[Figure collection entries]
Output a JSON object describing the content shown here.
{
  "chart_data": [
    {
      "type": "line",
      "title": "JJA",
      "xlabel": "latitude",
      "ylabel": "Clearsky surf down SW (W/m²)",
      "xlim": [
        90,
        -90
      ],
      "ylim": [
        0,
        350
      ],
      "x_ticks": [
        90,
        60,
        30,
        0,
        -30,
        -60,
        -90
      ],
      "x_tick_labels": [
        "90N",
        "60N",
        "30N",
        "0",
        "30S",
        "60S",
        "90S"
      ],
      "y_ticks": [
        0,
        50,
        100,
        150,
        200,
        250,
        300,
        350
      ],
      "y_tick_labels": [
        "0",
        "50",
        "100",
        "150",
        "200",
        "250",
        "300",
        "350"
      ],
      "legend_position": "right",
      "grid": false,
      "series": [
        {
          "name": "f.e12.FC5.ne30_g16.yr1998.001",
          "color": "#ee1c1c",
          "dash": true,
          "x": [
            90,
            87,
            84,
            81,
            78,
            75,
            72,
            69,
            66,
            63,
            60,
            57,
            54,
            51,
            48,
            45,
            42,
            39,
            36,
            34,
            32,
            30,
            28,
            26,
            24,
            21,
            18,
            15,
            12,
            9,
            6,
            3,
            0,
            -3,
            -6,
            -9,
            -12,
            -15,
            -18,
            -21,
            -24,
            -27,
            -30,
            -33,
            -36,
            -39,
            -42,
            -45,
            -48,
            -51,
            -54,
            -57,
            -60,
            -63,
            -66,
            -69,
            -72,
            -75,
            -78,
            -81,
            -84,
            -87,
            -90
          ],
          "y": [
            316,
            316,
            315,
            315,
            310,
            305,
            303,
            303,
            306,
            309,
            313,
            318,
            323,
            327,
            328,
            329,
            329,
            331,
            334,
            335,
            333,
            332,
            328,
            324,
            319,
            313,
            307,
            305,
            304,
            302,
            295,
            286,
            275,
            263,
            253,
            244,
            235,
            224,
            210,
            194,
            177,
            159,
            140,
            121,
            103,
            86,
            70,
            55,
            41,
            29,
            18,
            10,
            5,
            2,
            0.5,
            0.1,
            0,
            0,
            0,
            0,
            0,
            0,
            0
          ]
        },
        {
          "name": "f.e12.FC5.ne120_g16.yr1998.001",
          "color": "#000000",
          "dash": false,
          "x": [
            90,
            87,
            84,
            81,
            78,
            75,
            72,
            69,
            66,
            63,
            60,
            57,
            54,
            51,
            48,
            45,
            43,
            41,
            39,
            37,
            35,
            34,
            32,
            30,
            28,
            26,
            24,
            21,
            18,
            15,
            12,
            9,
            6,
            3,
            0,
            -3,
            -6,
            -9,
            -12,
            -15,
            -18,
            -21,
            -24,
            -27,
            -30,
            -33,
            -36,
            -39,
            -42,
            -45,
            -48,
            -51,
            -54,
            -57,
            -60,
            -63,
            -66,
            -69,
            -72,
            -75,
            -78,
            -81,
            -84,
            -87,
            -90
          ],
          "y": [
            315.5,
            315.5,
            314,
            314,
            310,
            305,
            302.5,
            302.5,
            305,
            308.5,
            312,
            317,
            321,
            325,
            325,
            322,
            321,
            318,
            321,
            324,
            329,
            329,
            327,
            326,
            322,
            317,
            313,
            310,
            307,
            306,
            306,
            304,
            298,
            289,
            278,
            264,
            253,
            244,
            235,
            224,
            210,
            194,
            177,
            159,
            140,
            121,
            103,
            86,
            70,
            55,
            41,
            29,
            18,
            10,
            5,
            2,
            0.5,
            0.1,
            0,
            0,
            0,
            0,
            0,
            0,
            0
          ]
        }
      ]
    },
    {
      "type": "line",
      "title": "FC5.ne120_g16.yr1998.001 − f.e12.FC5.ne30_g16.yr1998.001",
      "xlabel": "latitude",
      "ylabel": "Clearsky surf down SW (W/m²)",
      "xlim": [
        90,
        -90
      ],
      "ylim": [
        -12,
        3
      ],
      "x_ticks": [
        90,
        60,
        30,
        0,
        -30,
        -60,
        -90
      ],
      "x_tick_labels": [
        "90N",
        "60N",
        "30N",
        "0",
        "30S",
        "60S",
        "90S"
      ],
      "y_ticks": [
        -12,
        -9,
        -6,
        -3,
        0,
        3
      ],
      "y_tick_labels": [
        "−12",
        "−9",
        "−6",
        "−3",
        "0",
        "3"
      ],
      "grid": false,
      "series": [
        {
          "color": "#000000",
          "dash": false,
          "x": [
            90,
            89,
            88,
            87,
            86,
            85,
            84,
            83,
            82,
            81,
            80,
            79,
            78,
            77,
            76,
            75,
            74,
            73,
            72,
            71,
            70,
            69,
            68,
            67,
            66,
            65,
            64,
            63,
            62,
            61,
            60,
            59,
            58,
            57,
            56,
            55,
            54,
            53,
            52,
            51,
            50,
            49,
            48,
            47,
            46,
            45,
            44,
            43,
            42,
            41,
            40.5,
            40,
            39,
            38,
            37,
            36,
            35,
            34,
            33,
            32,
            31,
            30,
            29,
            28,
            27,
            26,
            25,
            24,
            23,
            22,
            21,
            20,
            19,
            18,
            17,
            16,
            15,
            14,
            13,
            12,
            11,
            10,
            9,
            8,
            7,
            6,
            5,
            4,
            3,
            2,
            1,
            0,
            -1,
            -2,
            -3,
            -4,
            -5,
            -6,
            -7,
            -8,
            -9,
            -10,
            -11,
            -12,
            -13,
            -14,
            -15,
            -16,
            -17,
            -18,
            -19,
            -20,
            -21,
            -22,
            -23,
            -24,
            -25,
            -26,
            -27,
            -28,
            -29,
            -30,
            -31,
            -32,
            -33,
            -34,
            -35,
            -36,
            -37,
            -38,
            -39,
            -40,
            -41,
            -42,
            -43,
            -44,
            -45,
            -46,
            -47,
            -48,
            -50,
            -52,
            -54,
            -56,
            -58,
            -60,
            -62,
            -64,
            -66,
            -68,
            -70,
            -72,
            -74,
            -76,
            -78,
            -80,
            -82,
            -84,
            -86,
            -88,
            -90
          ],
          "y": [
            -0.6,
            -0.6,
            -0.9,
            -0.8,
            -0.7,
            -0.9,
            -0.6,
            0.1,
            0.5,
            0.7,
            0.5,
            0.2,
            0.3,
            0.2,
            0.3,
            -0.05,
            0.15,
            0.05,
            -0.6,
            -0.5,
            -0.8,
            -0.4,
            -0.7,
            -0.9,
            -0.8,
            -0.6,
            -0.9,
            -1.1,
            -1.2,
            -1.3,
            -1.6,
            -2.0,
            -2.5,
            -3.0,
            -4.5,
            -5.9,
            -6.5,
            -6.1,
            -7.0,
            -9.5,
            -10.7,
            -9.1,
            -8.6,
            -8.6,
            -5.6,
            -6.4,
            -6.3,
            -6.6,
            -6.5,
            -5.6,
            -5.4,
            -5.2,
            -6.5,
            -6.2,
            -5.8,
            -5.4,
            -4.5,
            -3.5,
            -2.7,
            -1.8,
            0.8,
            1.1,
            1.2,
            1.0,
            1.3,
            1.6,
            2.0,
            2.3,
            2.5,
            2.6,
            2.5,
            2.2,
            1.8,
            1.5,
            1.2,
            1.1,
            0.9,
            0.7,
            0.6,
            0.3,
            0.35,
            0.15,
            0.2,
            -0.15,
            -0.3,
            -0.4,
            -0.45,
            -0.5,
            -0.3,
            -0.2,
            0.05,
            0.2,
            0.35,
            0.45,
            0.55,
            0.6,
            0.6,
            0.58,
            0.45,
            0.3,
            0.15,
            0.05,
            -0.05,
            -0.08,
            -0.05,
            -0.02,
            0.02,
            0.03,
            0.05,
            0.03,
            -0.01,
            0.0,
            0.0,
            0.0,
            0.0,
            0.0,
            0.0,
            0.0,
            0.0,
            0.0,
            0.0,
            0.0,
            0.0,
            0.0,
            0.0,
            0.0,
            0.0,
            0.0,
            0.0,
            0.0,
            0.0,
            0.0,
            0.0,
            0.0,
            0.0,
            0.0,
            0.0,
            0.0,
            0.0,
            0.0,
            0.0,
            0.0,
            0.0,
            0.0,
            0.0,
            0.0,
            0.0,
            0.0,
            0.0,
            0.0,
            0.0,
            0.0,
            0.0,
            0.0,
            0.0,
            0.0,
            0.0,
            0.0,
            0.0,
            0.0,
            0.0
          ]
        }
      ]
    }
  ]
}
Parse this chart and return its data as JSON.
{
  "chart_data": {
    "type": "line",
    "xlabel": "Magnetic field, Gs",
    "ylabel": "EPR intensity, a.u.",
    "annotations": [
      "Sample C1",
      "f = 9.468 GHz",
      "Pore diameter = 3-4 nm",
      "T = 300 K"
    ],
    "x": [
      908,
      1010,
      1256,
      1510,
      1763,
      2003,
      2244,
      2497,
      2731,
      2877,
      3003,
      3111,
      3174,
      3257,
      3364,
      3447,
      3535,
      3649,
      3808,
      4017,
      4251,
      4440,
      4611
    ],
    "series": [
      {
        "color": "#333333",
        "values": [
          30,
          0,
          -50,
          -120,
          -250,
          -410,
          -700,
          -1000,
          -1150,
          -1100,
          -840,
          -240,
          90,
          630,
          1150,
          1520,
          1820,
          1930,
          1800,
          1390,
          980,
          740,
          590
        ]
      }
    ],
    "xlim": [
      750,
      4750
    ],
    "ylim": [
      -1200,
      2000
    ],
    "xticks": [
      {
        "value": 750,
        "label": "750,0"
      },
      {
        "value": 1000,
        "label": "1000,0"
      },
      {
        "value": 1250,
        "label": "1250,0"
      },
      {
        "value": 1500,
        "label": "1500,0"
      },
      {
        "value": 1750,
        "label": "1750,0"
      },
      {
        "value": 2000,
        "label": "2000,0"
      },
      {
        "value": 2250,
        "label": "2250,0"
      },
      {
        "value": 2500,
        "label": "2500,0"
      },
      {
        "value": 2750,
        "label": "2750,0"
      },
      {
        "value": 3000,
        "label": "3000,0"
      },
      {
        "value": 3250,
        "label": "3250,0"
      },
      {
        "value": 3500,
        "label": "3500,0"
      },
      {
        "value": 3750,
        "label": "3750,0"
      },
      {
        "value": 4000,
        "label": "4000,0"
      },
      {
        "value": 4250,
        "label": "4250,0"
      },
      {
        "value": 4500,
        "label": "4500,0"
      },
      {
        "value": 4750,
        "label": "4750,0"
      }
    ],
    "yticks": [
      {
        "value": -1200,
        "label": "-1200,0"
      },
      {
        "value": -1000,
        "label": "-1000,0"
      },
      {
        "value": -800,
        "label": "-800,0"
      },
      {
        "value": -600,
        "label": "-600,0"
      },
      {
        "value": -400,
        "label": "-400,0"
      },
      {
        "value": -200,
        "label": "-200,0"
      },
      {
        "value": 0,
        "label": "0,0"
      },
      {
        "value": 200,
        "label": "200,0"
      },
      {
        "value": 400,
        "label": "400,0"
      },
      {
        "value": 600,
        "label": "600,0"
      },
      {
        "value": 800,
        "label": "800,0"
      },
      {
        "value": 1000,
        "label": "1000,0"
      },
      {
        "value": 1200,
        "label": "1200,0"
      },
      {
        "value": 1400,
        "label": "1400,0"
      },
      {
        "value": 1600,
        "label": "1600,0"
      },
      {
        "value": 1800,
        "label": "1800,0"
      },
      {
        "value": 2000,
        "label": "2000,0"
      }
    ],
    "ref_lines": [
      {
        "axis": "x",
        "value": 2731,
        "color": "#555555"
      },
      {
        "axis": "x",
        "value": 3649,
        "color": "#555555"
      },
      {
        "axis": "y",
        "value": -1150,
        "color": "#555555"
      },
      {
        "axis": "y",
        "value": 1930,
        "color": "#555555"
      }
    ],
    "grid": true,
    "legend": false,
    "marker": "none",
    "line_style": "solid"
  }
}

- [TASK]: Return each full line of the entries that contains the word "JSON".

- [SOLVED EXERCISE]:
Output a JSON object describing the content shown here.
Parse this chart and return its data as JSON.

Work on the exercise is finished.